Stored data

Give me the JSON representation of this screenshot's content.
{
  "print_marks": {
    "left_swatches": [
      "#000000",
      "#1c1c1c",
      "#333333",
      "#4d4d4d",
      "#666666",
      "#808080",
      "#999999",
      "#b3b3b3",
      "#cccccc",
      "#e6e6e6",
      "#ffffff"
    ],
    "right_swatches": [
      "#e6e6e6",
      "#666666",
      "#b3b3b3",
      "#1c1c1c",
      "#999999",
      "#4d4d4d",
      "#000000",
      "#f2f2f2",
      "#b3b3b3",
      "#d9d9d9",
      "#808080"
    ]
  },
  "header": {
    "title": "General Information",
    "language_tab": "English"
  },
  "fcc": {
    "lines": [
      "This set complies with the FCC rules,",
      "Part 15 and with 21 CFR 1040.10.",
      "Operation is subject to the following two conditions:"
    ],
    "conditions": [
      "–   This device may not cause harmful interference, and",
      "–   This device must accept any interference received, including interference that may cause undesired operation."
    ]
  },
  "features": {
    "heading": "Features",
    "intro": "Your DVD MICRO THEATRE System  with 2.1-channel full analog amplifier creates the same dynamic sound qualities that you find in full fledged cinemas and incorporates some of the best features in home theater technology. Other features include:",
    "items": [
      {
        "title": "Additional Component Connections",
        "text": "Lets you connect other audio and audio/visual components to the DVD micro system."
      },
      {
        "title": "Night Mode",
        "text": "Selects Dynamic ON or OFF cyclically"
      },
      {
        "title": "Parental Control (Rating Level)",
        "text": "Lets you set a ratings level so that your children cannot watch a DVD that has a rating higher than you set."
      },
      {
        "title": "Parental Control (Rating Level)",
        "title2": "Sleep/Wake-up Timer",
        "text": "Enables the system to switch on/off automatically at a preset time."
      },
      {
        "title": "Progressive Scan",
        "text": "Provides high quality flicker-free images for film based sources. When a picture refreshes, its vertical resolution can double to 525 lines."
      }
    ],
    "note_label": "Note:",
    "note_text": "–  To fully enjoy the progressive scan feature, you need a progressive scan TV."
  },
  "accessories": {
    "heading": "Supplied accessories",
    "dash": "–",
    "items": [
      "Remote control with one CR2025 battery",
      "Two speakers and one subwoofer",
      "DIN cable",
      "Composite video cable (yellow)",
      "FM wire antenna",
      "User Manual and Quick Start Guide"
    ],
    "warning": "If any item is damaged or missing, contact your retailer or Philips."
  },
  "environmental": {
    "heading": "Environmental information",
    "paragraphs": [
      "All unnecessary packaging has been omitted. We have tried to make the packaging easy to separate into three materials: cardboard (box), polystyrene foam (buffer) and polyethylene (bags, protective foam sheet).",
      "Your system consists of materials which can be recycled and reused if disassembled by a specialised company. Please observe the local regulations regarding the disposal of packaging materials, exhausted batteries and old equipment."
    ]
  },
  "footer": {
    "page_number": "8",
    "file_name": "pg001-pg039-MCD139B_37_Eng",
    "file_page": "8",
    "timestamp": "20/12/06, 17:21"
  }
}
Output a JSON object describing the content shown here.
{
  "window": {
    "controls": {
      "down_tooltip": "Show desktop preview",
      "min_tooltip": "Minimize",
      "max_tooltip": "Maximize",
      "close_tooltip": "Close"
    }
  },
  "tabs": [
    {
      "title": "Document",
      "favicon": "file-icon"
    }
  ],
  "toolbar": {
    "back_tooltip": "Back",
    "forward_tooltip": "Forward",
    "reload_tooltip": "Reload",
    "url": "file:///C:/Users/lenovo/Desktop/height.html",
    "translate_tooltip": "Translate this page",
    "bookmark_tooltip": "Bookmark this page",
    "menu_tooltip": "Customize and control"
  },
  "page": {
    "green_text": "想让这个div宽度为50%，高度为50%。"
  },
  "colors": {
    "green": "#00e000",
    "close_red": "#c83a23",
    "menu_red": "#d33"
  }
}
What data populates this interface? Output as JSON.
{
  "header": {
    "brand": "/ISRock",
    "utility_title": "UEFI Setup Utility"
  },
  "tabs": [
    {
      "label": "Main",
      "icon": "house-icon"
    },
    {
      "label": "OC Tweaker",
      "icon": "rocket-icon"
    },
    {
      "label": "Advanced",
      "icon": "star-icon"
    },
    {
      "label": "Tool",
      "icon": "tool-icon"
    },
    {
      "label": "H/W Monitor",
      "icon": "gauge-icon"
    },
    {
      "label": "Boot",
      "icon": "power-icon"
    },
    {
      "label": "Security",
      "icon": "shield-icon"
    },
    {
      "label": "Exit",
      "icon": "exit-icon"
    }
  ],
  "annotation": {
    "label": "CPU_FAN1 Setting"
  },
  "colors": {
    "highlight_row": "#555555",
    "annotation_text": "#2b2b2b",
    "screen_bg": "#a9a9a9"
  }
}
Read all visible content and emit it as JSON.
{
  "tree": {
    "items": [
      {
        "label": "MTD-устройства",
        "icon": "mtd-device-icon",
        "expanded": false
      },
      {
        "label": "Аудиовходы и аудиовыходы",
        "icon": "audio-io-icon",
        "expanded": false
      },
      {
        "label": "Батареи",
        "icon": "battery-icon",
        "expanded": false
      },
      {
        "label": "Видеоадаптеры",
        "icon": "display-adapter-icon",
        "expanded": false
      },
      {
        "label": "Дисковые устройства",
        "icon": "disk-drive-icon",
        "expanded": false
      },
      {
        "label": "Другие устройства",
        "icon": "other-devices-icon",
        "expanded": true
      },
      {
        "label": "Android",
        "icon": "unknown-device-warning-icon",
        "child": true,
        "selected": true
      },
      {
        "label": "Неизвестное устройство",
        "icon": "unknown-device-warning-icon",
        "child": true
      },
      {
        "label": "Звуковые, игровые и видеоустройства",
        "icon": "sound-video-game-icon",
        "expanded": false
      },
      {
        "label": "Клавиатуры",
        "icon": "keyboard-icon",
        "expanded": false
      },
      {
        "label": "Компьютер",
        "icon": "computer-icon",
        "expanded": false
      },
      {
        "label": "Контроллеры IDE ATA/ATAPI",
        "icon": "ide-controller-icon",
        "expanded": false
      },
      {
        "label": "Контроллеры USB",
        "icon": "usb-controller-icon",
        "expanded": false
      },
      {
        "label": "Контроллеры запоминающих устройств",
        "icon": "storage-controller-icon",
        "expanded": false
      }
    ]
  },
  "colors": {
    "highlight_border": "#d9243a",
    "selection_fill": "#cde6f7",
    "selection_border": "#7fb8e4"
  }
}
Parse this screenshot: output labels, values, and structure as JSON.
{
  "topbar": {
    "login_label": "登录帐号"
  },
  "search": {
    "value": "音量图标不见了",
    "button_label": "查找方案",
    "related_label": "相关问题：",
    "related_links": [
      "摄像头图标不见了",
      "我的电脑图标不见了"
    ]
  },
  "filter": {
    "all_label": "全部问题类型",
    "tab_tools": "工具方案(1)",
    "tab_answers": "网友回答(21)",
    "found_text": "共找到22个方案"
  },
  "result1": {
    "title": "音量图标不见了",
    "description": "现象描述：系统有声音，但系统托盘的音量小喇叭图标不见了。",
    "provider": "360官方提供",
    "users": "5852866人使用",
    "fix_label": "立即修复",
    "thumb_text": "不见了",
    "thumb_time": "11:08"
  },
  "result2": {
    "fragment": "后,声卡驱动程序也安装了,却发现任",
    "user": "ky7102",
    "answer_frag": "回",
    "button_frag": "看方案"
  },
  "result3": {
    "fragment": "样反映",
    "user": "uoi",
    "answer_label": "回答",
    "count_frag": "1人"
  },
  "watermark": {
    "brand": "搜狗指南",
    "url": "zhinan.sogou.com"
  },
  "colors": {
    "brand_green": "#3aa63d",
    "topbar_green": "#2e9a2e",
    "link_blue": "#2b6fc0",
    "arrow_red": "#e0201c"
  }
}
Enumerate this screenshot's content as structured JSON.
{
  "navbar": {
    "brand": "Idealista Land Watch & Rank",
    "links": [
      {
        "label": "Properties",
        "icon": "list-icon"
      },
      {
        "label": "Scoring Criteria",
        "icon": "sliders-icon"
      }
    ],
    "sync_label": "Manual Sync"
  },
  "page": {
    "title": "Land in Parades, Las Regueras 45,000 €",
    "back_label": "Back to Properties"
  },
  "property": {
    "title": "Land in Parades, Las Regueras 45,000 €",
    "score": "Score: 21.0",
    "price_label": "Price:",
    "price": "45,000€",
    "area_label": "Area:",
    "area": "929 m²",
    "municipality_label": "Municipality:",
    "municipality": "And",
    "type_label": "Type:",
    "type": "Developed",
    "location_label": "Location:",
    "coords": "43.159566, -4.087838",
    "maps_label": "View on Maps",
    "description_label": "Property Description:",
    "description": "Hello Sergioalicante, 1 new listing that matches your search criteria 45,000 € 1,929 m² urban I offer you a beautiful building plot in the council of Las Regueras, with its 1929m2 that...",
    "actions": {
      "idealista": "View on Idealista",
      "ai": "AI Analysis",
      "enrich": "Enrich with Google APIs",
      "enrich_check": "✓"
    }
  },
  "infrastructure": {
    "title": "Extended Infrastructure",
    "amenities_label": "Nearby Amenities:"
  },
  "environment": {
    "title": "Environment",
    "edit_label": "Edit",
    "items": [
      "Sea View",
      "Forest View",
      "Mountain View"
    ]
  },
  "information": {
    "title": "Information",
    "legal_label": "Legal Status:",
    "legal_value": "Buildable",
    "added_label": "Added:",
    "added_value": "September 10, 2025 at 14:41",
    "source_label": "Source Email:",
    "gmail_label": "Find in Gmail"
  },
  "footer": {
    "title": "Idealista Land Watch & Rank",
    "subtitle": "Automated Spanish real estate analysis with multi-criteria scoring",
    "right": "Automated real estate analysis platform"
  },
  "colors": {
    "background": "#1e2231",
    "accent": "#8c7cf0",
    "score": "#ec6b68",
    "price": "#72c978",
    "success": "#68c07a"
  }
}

What you are asked to do. Extract each line from the entries above that contains the string "Automated".

Answer to the exercise.
    "subtitle": "Automated Spanish real estate analysis with multi-criteria scoring",
    "right": "Automated real estate analysis platform"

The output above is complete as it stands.